WHAT THE EXERCISE ASKS -
From the listing below, select every line where the word "Zone" appears.
>> Start SOURCE MATERIAL
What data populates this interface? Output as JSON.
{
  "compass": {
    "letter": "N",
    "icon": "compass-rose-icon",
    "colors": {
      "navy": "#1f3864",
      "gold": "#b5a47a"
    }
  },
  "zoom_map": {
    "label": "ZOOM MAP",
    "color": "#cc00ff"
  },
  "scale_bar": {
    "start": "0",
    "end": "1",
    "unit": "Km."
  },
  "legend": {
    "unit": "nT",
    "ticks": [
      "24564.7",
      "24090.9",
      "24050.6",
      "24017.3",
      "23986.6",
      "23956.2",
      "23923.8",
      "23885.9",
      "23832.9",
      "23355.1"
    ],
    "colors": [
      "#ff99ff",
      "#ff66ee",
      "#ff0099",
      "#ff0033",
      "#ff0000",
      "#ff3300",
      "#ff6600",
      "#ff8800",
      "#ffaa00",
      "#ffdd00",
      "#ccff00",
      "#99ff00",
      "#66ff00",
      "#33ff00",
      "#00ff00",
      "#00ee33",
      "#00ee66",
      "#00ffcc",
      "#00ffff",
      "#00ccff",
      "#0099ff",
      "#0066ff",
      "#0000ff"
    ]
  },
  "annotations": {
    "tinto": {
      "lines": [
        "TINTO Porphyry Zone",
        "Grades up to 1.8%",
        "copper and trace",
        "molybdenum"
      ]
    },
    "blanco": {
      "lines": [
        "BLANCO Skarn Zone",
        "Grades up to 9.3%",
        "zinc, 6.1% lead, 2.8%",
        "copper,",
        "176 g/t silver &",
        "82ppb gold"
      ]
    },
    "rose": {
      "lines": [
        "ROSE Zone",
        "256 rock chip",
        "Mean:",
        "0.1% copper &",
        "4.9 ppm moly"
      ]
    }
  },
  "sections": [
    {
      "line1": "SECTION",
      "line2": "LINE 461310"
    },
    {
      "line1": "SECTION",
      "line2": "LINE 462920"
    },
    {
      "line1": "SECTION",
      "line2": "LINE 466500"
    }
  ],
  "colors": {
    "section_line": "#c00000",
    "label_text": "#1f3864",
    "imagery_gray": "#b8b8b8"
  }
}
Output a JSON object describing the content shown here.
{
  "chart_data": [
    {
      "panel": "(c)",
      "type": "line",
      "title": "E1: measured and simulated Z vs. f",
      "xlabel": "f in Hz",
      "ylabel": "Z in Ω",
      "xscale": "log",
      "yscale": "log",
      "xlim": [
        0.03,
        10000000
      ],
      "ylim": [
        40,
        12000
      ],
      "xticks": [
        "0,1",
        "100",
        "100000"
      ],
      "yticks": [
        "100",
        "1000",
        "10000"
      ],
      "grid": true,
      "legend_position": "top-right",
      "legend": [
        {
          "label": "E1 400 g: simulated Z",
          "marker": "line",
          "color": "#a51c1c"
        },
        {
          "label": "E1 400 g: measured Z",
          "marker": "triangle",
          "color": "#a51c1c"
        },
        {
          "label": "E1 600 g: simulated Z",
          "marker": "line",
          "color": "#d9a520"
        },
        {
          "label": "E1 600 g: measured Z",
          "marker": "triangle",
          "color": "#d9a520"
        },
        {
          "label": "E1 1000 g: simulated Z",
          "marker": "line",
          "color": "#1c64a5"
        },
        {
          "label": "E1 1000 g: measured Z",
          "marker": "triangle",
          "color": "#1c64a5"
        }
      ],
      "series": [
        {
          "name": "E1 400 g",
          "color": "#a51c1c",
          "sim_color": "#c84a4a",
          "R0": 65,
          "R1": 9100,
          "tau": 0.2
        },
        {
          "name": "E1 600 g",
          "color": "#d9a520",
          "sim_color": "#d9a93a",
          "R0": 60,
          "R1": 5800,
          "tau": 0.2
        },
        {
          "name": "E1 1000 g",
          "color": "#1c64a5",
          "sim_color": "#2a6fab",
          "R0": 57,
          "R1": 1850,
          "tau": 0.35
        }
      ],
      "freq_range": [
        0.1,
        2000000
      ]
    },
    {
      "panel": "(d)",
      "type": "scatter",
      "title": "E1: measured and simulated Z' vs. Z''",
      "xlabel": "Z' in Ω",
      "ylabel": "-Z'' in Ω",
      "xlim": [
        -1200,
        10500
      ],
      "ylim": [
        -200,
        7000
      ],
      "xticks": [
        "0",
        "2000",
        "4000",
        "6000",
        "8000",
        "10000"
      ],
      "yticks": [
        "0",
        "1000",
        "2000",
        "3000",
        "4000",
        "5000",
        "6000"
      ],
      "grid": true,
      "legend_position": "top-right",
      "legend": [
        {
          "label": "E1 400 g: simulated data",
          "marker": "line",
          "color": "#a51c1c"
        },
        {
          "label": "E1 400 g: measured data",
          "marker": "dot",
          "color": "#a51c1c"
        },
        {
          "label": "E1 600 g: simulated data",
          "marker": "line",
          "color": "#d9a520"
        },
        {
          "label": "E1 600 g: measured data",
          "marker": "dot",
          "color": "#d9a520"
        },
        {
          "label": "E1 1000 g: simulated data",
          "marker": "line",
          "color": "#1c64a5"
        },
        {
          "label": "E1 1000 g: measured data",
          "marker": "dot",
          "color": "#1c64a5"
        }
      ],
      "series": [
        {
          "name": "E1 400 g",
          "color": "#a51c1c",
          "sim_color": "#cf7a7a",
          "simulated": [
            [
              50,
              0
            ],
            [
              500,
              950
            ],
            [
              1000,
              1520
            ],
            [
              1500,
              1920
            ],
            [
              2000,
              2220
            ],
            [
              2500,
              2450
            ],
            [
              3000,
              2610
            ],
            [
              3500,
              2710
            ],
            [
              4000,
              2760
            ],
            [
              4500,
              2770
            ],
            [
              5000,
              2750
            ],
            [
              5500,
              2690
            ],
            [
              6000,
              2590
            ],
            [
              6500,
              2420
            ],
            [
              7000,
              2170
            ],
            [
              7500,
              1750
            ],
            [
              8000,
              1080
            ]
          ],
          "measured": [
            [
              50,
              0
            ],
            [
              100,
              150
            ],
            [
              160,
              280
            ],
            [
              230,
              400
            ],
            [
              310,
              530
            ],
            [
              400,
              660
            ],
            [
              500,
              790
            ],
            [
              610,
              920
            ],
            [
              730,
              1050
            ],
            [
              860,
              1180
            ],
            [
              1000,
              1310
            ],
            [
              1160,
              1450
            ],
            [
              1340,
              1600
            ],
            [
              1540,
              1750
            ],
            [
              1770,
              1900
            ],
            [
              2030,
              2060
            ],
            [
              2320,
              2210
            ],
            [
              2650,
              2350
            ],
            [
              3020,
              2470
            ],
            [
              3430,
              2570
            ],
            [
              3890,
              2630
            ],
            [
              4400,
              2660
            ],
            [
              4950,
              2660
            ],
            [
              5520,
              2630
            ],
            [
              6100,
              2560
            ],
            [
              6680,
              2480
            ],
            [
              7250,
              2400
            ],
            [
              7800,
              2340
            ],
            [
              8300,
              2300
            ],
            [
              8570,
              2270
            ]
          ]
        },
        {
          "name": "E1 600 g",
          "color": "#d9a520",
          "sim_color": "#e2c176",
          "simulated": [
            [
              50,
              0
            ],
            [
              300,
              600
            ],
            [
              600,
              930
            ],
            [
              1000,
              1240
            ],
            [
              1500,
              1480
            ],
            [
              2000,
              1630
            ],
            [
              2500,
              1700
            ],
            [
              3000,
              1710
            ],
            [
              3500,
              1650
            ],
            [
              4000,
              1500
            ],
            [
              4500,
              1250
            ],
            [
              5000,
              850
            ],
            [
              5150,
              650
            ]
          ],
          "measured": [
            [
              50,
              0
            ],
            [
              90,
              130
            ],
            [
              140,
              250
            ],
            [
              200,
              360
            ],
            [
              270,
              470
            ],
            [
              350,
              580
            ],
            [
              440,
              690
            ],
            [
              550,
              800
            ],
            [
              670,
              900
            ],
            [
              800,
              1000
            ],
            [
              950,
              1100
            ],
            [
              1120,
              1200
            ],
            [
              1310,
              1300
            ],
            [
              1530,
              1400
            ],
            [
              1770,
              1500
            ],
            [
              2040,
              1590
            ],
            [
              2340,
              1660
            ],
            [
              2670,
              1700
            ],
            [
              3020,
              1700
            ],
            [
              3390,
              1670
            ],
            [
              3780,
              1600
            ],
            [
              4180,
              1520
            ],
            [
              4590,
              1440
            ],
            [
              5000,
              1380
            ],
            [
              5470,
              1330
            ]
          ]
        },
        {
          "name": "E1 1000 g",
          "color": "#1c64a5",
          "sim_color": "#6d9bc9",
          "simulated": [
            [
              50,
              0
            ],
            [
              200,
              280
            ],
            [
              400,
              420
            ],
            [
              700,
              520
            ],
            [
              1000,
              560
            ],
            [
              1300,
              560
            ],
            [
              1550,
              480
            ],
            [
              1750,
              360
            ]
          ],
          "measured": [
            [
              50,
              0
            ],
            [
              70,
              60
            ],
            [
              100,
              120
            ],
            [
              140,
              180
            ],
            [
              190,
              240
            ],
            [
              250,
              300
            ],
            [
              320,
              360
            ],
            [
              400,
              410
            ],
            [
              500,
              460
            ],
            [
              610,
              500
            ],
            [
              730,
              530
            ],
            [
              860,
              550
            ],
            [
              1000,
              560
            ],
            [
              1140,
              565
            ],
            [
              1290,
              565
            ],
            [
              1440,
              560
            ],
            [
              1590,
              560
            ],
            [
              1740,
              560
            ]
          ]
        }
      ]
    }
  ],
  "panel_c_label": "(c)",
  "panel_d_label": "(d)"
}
>> End SOURCE MATERIAL
WRITTEN RESPONSE -
        "TINTO Porphyry Zone",
        "BLANCO Skarn Zone",
        "ROSE Zone",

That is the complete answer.